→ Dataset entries
•••

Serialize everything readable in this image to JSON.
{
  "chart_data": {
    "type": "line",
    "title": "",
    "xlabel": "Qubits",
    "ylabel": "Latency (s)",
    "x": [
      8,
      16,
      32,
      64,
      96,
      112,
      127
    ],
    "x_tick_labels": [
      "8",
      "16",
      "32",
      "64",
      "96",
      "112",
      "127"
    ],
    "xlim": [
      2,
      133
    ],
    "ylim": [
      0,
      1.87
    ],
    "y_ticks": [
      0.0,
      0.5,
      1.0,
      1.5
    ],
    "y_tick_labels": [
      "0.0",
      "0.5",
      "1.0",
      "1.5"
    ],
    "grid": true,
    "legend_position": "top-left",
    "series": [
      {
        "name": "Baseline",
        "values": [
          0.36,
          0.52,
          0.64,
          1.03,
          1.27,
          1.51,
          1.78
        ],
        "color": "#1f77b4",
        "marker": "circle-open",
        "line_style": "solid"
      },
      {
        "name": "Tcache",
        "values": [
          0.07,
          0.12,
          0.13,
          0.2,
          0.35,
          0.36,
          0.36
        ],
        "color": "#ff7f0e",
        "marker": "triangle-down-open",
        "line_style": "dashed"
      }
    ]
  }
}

•••

→ Task requirements
Make an exact copy of every line in the data.

→ Answer for this exercise
Serialize everything readable in this image to JSON.
{
  "chart_data": {
    "type": "line",
    "title": "",
    "xlabel": "Qubits",
    "ylabel": "Latency (s)",
    "x": [
      8,
      16,
      32,
      64,
      96,
      112,
      127
    ],
    "x_tick_labels": [
      "8",
      "16",
      "32",
      "64",
      "96",
      "112",
      "127"
    ],
    "xlim": [
      2,
      133
    ],
    "ylim": [
      0,
      1.87
    ],
    "y_ticks": [
      0.0,
      0.5,
      1.0,
      1.5
    ],
    "y_tick_labels": [
      "0.0",
      "0.5",
      "1.0",
      "1.5"
    ],
    "grid": true,
    "legend_position": "top-left",
    "series": [
      {
        "name": "Baseline",
        "values": [
          0.36,
          0.52,
          0.64,
          1.03,
          1.27,
          1.51,
          1.78
        ],
        "color": "#1f77b4",
        "marker": "circle-open",
        "line_style": "solid"
      },
      {
        "name": "Tcache",
        "values": [
          0.07,
          0.12,
          0.13,
          0.2,
          0.35,
          0.36,
          0.36
        ],
        "color": "#ff7f0e",
        "marker": "triangle-down-open",
        "line_style": "dashed"
      }
    ]
  }
}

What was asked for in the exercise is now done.